■ **Your task**
Copy each line with the word "desc" in it.

■ **Data entries**

====

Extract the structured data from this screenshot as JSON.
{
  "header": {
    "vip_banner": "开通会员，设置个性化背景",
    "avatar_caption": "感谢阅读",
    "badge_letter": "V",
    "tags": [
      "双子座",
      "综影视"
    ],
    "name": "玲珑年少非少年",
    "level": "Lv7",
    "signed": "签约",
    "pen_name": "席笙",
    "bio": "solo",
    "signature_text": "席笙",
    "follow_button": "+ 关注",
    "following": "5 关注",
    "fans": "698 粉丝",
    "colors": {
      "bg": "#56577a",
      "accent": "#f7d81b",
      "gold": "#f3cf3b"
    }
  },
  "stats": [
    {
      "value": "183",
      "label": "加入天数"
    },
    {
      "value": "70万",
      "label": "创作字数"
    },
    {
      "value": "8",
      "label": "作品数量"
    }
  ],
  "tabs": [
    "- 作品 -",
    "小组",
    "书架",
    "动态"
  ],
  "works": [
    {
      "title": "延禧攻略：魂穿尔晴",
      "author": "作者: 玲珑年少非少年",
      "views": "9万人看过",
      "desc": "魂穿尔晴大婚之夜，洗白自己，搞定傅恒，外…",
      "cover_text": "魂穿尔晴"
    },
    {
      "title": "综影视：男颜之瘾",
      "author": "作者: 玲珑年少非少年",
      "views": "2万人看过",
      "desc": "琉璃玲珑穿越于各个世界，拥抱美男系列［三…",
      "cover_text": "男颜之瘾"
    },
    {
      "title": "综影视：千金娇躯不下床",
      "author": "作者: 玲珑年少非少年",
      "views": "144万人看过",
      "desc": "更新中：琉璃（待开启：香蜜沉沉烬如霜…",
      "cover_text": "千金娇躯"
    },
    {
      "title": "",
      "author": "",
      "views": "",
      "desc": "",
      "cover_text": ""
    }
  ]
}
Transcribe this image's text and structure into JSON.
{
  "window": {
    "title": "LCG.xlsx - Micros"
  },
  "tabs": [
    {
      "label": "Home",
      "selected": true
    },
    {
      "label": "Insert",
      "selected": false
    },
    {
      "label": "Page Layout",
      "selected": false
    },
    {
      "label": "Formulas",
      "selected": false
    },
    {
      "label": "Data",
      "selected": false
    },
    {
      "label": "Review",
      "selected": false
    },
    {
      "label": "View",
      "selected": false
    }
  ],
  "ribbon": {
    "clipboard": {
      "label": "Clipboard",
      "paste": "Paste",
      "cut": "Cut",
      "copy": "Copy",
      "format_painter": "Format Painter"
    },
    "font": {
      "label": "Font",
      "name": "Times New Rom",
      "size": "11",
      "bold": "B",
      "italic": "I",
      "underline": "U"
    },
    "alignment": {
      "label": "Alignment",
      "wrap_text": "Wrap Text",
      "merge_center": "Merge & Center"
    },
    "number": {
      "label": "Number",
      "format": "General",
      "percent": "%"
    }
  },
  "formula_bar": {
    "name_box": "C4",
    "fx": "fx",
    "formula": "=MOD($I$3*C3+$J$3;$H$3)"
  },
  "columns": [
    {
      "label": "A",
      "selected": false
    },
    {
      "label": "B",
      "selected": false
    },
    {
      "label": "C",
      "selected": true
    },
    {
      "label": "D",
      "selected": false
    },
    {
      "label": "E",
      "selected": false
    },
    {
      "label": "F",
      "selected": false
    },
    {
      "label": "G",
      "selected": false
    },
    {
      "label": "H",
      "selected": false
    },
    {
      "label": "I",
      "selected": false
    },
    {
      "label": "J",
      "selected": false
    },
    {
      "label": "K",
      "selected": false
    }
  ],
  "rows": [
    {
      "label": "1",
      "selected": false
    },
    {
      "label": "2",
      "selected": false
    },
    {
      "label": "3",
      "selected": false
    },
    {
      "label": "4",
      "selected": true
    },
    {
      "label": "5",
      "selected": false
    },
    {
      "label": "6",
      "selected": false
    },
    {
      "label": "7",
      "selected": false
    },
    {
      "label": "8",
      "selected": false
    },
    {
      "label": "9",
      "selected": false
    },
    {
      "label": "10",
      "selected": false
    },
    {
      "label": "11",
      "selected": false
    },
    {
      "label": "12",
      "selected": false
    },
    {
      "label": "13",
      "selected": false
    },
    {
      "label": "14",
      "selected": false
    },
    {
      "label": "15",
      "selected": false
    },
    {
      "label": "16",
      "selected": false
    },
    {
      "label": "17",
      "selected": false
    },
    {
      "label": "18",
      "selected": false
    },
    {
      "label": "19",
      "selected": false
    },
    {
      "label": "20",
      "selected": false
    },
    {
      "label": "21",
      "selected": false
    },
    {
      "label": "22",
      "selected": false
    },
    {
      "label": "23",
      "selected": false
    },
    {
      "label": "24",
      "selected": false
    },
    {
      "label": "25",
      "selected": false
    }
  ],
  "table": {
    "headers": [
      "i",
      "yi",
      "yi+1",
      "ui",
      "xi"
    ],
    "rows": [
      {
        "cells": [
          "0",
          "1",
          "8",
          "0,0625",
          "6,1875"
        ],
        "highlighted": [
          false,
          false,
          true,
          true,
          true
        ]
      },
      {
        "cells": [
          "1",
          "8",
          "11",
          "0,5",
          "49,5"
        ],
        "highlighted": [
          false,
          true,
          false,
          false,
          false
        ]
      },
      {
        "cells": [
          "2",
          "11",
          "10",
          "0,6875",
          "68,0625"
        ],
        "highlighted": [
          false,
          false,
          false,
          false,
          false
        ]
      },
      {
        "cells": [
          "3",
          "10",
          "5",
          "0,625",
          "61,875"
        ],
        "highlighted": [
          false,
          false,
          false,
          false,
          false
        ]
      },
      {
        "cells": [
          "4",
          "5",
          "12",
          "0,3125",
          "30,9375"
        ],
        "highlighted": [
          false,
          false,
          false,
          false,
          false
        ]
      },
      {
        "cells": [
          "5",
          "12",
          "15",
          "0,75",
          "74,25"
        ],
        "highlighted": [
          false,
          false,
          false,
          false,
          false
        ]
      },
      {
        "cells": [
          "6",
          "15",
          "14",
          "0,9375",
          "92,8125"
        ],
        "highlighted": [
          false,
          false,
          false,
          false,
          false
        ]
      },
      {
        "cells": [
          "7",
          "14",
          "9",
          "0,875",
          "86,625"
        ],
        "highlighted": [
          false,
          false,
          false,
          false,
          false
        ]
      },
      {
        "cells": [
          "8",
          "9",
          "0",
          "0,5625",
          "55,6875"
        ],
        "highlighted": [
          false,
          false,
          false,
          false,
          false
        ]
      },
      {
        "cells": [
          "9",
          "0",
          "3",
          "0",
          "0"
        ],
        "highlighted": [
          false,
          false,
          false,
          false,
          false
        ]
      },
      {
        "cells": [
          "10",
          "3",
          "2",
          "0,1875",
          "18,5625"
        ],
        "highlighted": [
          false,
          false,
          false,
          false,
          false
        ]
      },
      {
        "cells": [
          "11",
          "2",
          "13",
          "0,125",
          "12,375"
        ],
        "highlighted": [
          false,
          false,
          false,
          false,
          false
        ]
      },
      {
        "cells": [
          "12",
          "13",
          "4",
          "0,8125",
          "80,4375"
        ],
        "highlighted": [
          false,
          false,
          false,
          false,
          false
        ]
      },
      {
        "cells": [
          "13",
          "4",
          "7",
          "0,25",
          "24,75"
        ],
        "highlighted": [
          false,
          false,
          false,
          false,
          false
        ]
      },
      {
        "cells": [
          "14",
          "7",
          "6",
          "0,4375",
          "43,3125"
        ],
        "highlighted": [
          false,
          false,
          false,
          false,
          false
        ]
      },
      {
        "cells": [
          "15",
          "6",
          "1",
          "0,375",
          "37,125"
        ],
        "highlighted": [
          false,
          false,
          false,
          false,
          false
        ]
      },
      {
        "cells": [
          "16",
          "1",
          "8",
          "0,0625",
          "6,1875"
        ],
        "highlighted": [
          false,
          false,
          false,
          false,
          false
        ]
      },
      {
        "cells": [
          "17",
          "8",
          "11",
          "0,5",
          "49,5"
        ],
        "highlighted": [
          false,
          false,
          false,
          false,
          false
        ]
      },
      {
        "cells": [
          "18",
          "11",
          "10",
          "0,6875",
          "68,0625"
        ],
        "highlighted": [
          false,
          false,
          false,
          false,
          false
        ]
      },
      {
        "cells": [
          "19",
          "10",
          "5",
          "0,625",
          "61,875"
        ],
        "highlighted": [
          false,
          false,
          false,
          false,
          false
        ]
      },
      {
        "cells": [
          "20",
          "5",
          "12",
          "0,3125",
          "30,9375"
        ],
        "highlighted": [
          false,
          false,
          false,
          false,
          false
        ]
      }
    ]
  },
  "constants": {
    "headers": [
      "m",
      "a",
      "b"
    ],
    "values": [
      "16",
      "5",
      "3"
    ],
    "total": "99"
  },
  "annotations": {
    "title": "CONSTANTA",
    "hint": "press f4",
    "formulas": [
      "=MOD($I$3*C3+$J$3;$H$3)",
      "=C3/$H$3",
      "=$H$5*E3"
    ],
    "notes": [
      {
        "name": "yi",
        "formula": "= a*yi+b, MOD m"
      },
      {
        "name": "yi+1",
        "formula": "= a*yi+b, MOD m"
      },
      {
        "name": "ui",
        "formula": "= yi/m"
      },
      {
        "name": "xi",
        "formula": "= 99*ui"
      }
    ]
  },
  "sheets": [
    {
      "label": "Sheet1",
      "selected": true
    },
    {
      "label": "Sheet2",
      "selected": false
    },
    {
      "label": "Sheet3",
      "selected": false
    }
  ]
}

====

■ **Response**
      "desc": "魂穿尔晴大婚之夜，洗白自己，搞定傅恒，外…",
      "desc": "琉璃玲珑穿越于各个世界，拥抱美男系列［三…",
      "desc": "更新中：琉璃（待开启：香蜜沉沉烬如霜…",
      "desc": "",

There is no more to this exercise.